■ Exercise objective
Count lines holding the string "Steinerbarnehage" in the data that follows. Reply with one number only.

■ Provided records
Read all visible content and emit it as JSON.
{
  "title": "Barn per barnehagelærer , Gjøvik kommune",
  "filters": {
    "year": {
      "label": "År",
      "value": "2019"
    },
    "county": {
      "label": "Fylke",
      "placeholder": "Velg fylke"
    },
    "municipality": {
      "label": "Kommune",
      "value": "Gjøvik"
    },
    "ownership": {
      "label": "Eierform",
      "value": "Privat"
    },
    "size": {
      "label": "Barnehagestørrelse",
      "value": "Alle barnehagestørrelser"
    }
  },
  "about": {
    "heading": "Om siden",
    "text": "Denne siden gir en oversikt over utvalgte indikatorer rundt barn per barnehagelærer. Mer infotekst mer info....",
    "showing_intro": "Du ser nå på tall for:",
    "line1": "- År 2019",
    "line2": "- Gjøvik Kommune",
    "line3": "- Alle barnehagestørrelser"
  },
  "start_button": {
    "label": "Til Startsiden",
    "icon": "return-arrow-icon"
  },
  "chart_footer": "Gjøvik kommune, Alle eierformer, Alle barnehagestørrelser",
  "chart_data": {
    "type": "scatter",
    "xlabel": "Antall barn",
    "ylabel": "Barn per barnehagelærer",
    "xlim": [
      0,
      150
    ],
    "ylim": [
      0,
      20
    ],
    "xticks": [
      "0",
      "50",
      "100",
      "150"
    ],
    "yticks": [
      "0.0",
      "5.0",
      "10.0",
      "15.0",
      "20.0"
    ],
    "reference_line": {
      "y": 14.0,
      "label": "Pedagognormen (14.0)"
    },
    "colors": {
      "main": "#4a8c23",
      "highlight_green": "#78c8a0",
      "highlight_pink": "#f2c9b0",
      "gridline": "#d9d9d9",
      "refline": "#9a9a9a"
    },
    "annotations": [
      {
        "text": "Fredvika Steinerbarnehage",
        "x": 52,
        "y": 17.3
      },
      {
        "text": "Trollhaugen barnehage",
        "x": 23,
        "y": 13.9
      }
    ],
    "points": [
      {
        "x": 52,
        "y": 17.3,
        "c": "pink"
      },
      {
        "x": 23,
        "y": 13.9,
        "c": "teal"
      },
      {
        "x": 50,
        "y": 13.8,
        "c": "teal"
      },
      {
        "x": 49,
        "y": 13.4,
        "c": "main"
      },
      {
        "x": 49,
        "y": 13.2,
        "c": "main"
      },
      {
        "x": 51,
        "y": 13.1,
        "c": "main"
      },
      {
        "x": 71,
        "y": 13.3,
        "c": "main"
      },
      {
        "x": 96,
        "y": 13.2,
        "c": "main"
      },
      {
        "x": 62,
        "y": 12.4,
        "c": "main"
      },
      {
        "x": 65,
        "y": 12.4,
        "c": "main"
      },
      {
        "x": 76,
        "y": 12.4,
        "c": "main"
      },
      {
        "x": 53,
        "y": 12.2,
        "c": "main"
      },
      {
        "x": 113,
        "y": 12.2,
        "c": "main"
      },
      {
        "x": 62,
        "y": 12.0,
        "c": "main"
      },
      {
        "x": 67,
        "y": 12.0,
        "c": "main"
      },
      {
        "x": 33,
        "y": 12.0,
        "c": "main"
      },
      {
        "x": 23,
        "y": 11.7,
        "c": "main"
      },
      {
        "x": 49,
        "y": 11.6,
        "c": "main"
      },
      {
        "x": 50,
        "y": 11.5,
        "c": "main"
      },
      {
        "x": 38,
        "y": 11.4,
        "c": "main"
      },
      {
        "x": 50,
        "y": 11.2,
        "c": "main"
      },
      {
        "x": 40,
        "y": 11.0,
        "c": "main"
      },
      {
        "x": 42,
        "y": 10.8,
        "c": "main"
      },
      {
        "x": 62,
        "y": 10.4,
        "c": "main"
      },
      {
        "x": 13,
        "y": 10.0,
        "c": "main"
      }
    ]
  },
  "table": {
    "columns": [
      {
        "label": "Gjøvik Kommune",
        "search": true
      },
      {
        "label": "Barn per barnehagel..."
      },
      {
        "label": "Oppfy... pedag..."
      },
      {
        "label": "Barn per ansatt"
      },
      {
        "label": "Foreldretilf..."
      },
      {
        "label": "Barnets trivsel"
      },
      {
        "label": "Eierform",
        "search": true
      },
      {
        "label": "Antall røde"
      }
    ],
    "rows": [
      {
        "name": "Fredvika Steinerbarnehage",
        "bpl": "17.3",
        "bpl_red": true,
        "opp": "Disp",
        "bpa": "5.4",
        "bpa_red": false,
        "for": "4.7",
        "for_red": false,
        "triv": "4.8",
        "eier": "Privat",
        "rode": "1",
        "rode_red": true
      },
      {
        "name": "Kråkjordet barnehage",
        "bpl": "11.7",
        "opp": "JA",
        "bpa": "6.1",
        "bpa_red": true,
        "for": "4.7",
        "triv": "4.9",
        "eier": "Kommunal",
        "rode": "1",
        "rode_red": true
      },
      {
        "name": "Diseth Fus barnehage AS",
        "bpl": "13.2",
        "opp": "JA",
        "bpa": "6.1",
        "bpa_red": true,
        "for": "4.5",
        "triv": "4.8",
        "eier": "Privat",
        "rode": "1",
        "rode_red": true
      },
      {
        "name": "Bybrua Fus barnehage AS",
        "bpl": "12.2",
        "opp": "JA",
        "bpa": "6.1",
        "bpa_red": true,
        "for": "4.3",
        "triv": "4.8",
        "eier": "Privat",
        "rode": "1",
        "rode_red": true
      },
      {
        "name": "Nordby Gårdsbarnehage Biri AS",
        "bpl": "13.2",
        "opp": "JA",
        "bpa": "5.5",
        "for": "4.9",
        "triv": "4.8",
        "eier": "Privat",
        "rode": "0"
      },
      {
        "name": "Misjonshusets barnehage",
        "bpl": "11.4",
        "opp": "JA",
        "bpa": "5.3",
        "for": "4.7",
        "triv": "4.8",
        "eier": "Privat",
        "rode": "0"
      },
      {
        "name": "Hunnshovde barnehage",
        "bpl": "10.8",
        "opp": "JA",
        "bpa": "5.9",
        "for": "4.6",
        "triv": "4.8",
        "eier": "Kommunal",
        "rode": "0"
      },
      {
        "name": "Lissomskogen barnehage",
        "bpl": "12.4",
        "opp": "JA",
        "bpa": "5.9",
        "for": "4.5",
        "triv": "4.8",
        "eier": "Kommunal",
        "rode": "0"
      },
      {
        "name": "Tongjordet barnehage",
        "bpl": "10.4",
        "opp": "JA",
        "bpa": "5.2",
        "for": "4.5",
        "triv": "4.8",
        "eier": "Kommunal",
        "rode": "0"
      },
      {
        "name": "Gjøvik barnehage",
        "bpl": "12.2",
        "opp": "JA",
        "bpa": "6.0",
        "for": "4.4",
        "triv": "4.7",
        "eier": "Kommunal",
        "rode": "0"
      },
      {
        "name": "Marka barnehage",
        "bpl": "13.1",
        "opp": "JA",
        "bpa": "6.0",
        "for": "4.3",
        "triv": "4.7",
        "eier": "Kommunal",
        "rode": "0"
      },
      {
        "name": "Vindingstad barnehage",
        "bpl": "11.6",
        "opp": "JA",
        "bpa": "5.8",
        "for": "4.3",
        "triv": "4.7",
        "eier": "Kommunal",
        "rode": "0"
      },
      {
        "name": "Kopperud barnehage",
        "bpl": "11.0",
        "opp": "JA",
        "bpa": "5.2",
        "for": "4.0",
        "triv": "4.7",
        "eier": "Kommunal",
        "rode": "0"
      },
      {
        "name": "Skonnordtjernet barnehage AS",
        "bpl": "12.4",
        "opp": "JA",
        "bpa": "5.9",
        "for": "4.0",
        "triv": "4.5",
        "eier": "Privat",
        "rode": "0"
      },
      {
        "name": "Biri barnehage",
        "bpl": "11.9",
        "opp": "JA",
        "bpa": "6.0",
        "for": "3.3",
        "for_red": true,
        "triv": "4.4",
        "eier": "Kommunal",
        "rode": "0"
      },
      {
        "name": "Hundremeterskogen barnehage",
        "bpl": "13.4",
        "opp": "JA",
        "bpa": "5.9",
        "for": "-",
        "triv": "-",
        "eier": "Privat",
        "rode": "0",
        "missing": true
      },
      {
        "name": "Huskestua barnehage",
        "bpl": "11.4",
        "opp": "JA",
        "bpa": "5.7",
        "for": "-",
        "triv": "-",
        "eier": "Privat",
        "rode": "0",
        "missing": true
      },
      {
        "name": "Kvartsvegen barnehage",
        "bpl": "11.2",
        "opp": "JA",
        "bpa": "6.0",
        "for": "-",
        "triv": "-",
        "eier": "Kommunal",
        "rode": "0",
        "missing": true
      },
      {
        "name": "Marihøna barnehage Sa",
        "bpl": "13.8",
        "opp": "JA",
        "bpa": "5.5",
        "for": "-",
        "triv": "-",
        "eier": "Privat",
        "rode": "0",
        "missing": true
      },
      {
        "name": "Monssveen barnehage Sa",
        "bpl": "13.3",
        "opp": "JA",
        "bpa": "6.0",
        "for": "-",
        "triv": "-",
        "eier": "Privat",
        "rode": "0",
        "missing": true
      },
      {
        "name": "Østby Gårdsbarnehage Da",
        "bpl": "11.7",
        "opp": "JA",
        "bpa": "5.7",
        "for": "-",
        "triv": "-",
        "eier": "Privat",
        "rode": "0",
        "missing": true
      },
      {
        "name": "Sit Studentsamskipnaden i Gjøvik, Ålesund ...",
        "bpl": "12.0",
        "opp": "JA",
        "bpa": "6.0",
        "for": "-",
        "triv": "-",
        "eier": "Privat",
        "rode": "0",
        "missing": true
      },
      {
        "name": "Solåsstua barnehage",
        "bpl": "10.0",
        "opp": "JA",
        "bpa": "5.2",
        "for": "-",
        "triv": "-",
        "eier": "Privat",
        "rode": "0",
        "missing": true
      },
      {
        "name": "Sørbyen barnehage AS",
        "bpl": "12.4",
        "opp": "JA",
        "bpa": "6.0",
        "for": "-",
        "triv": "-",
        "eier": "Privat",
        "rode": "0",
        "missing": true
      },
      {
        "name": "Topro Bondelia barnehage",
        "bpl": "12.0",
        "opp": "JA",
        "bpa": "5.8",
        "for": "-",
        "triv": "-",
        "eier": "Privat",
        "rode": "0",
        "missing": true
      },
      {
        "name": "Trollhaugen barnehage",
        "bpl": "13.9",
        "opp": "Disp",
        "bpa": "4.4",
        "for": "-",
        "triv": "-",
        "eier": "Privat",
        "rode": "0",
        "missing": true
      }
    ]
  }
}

■ Task output
2